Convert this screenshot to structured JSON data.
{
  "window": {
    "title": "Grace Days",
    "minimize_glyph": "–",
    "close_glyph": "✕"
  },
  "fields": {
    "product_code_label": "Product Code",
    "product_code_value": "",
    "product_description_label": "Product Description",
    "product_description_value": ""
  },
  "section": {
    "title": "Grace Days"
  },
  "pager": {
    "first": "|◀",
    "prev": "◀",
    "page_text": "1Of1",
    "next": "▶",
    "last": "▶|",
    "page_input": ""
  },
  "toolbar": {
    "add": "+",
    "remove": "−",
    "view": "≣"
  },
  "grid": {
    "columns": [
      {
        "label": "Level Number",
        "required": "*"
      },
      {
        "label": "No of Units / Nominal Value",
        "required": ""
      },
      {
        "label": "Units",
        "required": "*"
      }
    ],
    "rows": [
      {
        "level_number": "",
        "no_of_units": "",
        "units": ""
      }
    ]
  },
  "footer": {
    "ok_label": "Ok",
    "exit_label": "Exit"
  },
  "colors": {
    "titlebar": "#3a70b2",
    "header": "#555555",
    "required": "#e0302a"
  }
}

- - -

From the listing above, copy every line that includes the word "required".

_Written solution_
        "required": "*"
        "required": ""
        "required": "*"
    "required": "#e0302a"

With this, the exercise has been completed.